# making small grooves by hand



## Bifidus (Oct 9, 2012)

I'm working on a box that I want to insert a 16th inch glass pane near the front opening of - but I'm not really sure how one goes about making such a small groove (or really any groove) with hand tools. I know that tongue and groove planes exist, but are so expensive and specialized... is there a simpler (even if it's more labor intensive) way to do this? I thought about sawing the outsides of the groove with a handsaw and trying to "scrape" out the middle, but can't think of what tools would be useful for said "scraping"... maybe I'm thinking about it all wrong. Thanks for any help. Still quite new to hand tools.

Along the grain if that makes a difference.


----------



## Keith Mathewson (Sep 23, 2010)

You can make a simple scratch stock out of an old card scraper and insert it into a piece of wood with a fence.


----------



## firemedic (Dec 26, 2010)

Would making a rabbet with glass stay (small strips) behind it be an option or must the the glass be captive without means of being replaced were it broken?


----------



## Wrangler02 (Apr 15, 2011)

#### COMPLETE THE FOLLOWING
1. Update the forum thread on making small grooves by hand, starting with "## Bifidus (Oct" and going on through "to hand tools.", with "glass pane" replaced by "acrylic panel".
2. Summarize the forum thread on making small grooves by hand in three sentences.
3. Continue the forum thread on making small grooves by hand from the point where it ends.
The data can be left aside; nothing here depends on it.

#### INFORMATION PROVIDED
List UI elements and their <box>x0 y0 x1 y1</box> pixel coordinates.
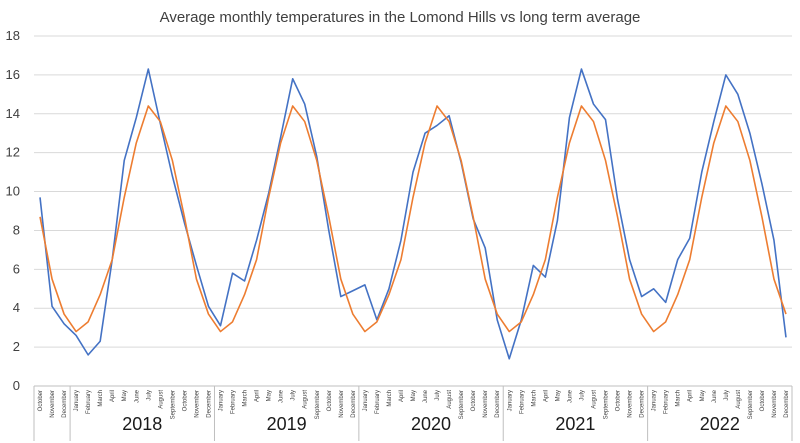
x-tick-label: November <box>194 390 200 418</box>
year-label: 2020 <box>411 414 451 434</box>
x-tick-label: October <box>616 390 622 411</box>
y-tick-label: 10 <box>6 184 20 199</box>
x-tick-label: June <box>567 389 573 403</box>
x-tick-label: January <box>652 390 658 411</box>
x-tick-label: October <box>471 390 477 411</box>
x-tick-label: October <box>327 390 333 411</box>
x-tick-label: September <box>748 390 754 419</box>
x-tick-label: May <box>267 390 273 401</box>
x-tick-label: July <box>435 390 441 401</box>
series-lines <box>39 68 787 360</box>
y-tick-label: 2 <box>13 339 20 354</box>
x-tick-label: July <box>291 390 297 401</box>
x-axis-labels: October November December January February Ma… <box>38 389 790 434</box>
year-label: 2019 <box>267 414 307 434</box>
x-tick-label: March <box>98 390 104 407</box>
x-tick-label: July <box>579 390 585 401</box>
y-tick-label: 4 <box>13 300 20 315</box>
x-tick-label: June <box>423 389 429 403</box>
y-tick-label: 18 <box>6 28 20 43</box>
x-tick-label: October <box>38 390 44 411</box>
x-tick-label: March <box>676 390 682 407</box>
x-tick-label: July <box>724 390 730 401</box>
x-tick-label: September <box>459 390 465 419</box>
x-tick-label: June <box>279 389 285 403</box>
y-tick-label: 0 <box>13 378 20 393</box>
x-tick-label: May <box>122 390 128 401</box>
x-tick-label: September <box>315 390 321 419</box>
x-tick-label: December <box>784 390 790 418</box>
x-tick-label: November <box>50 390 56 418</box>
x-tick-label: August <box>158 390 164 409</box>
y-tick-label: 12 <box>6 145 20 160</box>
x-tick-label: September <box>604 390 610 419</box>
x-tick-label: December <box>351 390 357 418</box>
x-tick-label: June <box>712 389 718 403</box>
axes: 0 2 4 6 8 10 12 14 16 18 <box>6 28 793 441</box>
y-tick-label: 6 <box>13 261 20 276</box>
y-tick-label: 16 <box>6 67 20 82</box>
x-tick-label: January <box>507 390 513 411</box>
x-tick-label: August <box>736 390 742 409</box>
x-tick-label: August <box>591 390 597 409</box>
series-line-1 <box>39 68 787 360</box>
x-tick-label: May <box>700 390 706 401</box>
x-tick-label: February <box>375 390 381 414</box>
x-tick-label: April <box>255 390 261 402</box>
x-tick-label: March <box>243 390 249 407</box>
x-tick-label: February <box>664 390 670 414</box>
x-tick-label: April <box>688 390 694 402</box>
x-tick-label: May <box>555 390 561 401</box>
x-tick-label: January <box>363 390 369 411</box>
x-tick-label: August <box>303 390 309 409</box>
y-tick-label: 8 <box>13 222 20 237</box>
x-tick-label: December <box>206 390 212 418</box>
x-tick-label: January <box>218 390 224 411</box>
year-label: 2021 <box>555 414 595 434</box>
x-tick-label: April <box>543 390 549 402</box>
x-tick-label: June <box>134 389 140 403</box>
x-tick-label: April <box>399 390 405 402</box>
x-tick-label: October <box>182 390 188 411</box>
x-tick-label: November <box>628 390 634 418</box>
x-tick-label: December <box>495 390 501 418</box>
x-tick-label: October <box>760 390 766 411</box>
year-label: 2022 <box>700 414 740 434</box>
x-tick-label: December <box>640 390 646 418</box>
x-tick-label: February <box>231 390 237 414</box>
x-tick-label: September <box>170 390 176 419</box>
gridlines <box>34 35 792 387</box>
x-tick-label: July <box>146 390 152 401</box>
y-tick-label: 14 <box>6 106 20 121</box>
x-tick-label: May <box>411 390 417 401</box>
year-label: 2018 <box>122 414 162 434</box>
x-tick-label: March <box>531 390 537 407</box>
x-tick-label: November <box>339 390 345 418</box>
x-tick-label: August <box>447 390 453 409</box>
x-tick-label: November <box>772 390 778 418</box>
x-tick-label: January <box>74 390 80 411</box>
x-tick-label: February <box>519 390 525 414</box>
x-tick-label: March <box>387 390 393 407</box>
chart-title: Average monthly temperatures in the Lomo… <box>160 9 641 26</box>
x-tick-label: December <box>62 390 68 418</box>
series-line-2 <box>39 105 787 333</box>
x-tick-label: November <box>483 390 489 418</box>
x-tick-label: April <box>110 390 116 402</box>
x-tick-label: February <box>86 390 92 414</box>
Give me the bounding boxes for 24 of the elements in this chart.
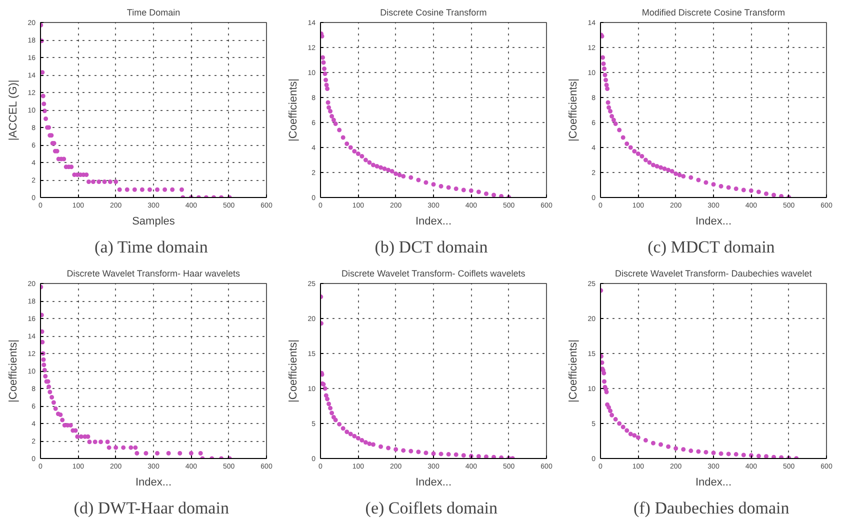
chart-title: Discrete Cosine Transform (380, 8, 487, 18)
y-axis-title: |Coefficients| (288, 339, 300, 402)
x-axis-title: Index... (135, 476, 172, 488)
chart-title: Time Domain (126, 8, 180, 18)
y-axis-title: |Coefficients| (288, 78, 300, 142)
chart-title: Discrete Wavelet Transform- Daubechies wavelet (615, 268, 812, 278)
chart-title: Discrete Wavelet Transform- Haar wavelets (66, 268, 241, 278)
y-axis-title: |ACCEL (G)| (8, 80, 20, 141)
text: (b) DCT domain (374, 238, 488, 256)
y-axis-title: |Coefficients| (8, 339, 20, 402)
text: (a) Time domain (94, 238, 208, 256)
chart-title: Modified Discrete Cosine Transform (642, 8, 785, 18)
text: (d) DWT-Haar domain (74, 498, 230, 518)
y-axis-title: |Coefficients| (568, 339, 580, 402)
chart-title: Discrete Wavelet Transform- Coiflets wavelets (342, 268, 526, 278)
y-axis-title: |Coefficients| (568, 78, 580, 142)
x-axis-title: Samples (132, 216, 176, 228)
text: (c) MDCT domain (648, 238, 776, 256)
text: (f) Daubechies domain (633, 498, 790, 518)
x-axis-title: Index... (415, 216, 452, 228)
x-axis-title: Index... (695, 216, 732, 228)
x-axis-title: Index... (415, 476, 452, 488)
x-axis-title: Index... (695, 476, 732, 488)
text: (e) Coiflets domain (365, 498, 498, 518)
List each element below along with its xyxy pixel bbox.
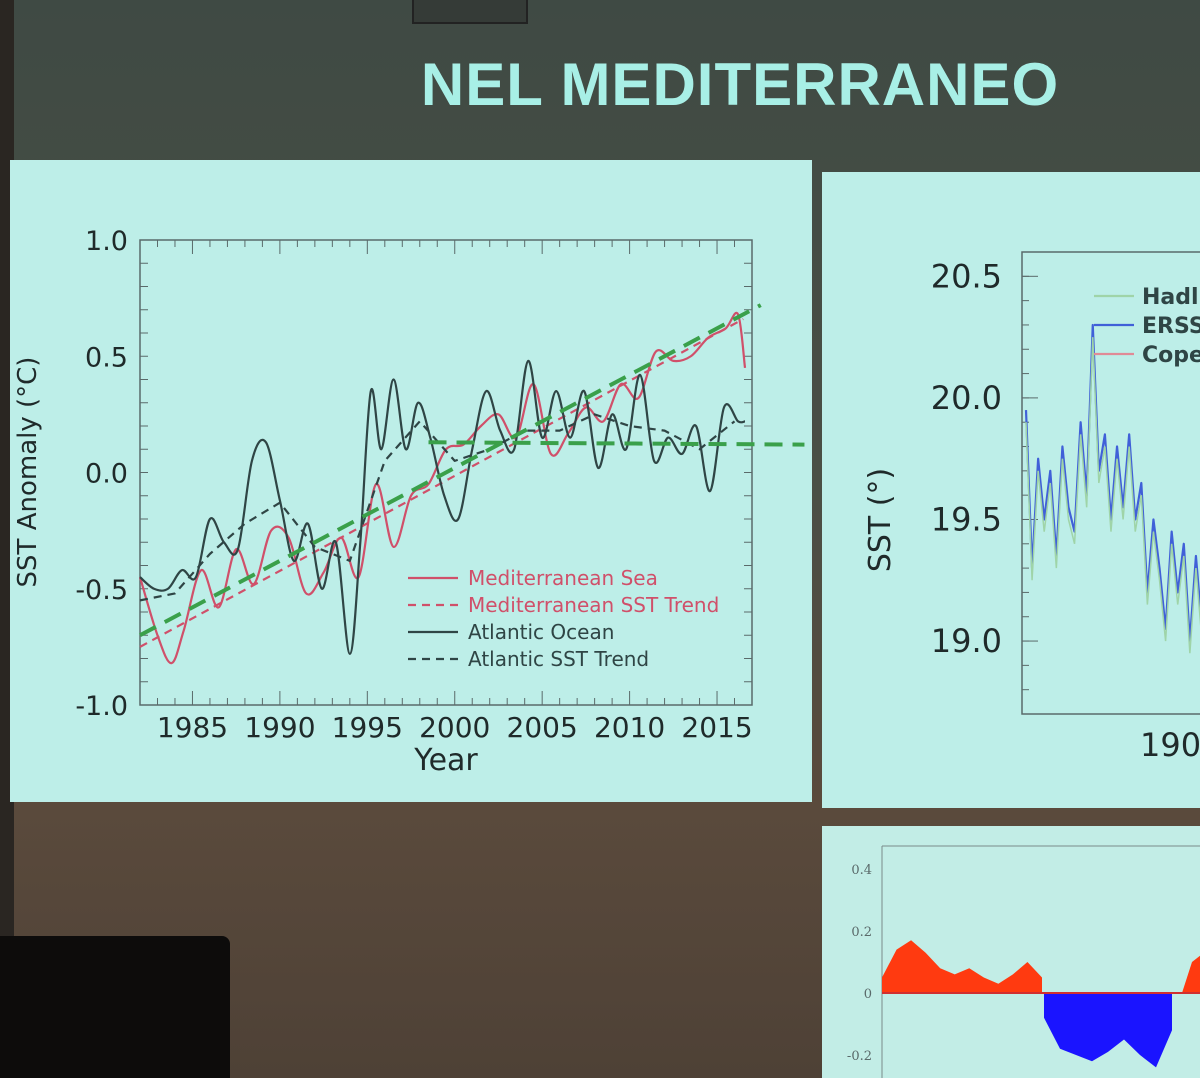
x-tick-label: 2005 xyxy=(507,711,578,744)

#### TASK RESULTS
1.
## Bifidus (Oct 9, 2012)

I'm working on a box that I want to insert a 16th inch acrylic panel near the front opening of - but I'm not really sure how one goes about making such a small groove (or really any groove) with hand tools. I know that tongue and groove planes exist, but are so expensive and specialized... is there a simpler (even if it's more labor intensive) way to do this? I thought about sawing the outsides of the groove with a handsaw and trying to "scrape" out the middle, but can't think of what tools would be useful for said "scraping"... maybe I'm thinking about it all wrong. Thanks for any help. Still quite new to hand tools.

2. Bifidus, who is new to hand tools, wants to cut a small groove along the grain near the front opening of a box to hold a 1/16-inch glass pane. Tongue and groove planes seem too expensive and specialized, so Bifidus asks for a simpler method. In reply, Keith Mathewson suggests making a scratch stock from an old card scraper set into a piece of wood with a fence, and firemedic asks whether a rabbet with small glass stays behind it would work or whether the glass must be held captive.

3.
Before I had my Stanley 45 Combination Plane; I defined the edges of the groove with my marking gage and chopped the waste out with a cheap (Marples) chisel ground to the thickness of the glass.


----------



## Calzone (May 15, 2012)

Handsaw would work fine, I would think


----------



## HandToolGuy (Dec 10, 2011)

Calzone said:


> Handsaw would work fine, I would think


Except that this groove is stopped, right?


----------



## Bifidus (Oct 9, 2012)

It is a stopped groove. Since I'm trying, for the sake of learning, to avoid any hardware or glue, I think fashioning a card scraper for the job is exactly the answer I was looking for, though this _will_ make the glass difficult to replace, in which case I'll use the glass stay idea. Thanks for all your help!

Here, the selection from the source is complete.